(What is being asked): Below are some records. Count the lines with "name" in them and give nothing but the total.

(Records provided):

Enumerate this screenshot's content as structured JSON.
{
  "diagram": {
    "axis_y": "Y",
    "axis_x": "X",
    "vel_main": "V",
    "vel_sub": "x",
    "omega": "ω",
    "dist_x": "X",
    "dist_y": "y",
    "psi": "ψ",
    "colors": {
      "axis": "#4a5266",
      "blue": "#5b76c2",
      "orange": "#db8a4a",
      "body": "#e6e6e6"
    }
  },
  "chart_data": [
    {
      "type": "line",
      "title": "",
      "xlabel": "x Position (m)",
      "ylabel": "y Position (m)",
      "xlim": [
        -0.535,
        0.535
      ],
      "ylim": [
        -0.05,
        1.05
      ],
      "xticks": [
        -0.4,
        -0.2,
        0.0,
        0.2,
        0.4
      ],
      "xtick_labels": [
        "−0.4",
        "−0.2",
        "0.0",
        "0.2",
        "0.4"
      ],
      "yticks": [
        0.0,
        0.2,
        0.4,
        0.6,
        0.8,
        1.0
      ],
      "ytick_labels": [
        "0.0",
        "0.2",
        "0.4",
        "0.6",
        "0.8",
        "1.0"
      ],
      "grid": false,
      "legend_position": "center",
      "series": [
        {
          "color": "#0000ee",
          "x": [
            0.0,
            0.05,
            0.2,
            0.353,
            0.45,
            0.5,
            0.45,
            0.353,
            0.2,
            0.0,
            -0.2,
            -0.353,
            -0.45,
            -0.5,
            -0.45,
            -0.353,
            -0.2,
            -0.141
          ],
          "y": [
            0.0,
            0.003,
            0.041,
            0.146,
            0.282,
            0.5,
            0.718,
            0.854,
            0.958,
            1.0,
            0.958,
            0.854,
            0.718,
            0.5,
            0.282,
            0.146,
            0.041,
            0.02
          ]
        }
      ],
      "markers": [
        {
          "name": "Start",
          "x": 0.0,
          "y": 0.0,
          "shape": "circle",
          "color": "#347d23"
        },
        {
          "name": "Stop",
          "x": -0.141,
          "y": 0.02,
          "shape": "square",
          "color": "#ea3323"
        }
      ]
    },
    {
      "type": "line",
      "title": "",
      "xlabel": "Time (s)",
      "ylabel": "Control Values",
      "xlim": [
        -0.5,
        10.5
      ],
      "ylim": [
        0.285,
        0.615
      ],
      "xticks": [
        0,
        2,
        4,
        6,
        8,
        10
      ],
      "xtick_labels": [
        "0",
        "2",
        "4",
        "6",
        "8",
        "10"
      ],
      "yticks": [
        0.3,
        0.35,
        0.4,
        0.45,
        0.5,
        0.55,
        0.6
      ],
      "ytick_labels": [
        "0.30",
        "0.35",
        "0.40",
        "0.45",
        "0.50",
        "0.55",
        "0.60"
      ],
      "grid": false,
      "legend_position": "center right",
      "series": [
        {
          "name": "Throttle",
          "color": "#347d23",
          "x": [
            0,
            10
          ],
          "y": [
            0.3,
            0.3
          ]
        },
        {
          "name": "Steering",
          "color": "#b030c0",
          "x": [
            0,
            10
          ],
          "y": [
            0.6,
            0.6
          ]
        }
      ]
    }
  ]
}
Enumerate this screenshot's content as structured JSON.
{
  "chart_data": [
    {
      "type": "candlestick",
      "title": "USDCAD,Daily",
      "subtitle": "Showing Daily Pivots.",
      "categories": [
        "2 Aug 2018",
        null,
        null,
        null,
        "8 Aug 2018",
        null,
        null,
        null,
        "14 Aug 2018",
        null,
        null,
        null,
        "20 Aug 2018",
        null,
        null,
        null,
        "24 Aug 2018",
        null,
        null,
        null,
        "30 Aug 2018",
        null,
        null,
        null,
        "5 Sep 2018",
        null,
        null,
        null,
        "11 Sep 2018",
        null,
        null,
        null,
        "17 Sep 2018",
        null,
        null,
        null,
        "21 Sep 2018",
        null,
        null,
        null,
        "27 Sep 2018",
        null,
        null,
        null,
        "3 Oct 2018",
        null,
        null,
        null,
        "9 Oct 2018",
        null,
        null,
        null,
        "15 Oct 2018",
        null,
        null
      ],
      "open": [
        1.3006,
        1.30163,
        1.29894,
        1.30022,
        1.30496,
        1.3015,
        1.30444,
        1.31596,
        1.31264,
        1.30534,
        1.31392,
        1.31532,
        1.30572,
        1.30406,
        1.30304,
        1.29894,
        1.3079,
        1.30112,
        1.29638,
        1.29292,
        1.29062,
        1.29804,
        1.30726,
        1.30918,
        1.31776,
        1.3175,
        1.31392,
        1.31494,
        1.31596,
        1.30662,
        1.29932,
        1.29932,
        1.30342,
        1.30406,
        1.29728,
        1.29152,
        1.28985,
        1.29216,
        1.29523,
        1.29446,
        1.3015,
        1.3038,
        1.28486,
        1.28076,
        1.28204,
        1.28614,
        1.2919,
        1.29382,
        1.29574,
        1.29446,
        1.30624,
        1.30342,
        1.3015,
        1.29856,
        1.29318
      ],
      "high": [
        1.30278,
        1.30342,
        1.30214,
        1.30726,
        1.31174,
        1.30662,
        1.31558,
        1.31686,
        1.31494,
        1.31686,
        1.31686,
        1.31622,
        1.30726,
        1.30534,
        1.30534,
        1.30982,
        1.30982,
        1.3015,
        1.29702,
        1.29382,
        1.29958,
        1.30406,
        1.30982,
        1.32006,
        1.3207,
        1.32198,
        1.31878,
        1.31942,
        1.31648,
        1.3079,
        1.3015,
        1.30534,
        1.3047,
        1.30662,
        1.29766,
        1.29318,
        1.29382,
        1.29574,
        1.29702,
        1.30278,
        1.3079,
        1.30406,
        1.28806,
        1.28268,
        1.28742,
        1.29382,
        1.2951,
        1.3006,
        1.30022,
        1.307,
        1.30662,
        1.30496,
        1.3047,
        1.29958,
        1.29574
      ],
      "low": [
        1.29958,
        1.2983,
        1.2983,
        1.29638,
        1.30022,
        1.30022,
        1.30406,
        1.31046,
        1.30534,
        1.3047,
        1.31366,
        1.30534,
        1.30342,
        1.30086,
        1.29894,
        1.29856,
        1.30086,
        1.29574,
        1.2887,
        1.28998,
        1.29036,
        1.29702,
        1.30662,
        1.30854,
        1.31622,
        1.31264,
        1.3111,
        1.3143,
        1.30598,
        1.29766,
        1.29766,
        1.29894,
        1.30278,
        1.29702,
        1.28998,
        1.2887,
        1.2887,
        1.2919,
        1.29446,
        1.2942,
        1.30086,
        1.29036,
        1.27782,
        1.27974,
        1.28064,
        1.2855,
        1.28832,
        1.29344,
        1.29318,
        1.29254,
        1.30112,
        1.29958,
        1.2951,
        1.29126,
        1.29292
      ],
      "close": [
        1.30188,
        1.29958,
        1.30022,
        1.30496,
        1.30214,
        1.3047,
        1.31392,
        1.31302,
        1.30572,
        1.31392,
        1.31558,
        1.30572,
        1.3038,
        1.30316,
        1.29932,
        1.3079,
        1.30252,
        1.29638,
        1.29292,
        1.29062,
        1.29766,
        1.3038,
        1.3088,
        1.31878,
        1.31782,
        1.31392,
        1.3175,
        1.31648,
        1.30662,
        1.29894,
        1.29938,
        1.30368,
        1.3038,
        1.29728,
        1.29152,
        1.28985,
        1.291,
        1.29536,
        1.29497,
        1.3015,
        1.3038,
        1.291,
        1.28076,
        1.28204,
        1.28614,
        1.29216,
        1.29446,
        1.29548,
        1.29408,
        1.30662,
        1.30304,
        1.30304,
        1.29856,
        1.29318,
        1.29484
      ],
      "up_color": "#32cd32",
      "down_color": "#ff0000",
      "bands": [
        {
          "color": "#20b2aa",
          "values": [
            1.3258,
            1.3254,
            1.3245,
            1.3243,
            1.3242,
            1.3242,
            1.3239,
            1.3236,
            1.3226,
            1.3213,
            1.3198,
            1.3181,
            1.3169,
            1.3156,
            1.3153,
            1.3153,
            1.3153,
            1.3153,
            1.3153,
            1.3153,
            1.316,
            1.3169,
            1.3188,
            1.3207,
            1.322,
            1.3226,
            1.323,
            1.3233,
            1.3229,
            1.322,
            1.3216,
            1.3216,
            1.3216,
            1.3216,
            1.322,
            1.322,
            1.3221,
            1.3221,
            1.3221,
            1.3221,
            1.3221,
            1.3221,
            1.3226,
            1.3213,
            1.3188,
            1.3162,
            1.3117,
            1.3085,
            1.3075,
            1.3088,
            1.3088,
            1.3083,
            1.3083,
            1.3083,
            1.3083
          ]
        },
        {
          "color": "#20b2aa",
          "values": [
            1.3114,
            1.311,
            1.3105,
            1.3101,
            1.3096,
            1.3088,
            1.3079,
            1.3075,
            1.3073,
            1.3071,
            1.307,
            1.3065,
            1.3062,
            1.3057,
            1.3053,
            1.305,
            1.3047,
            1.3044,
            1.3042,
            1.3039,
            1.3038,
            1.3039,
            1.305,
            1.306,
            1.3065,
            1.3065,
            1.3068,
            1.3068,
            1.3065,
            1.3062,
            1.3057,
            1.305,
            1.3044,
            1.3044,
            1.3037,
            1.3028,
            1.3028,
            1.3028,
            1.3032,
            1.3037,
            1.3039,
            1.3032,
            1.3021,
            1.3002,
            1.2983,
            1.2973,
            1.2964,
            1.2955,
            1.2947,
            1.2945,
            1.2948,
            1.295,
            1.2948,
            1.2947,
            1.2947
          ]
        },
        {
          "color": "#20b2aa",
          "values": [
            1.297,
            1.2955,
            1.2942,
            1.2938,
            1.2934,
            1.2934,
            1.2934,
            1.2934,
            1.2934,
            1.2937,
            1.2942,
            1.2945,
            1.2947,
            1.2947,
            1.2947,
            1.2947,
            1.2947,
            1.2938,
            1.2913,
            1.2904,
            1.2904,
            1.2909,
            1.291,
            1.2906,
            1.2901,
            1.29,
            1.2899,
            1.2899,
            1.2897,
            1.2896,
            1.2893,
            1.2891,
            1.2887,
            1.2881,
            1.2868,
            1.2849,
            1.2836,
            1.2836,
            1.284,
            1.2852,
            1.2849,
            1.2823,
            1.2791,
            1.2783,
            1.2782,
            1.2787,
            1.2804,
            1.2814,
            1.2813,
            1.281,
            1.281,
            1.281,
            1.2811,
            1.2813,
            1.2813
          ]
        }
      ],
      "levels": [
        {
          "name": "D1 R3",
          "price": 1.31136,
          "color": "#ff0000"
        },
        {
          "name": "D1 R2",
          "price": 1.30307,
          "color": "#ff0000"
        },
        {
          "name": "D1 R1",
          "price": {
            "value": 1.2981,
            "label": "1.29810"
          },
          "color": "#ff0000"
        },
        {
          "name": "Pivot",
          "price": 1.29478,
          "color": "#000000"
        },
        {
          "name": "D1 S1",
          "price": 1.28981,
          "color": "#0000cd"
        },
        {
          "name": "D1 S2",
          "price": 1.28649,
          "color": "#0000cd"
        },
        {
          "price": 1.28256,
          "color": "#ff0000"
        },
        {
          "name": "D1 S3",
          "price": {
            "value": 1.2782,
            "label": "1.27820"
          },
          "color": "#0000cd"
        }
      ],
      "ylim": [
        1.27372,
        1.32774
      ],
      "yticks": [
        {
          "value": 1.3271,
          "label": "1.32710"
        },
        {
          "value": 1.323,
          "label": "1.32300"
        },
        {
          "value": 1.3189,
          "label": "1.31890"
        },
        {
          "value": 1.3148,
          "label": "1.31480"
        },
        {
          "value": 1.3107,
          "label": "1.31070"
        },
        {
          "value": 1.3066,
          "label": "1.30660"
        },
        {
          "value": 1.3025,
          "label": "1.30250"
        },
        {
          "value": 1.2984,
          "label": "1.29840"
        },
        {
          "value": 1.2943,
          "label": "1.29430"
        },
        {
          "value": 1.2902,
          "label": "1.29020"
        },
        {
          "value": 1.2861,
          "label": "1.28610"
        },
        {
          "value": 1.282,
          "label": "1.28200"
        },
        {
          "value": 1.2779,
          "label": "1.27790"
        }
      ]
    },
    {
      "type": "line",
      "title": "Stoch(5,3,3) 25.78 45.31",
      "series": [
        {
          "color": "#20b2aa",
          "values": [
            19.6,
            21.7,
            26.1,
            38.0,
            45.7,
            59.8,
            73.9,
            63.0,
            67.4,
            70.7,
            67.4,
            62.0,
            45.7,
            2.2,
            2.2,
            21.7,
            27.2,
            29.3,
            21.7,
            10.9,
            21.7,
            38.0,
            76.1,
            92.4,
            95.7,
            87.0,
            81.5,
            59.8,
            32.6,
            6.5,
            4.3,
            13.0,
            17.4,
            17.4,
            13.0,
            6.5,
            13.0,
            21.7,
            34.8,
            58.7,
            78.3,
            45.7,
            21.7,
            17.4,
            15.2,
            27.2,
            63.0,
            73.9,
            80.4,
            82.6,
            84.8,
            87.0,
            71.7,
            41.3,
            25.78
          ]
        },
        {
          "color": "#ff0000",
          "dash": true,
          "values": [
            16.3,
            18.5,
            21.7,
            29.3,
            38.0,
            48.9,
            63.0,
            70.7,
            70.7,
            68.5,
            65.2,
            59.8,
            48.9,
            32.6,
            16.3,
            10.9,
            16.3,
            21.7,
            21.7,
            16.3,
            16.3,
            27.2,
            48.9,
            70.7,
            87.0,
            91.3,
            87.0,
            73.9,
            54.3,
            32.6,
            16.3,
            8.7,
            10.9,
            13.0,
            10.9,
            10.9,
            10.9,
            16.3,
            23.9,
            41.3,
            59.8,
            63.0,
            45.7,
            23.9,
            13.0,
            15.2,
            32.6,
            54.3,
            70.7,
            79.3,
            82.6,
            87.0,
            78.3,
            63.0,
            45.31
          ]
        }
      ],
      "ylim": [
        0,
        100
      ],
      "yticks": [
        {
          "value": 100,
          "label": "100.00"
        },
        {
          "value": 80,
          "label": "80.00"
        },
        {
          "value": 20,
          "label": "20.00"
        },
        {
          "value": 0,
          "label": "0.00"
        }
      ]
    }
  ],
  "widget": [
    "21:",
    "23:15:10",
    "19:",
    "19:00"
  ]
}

(Exercise response): 11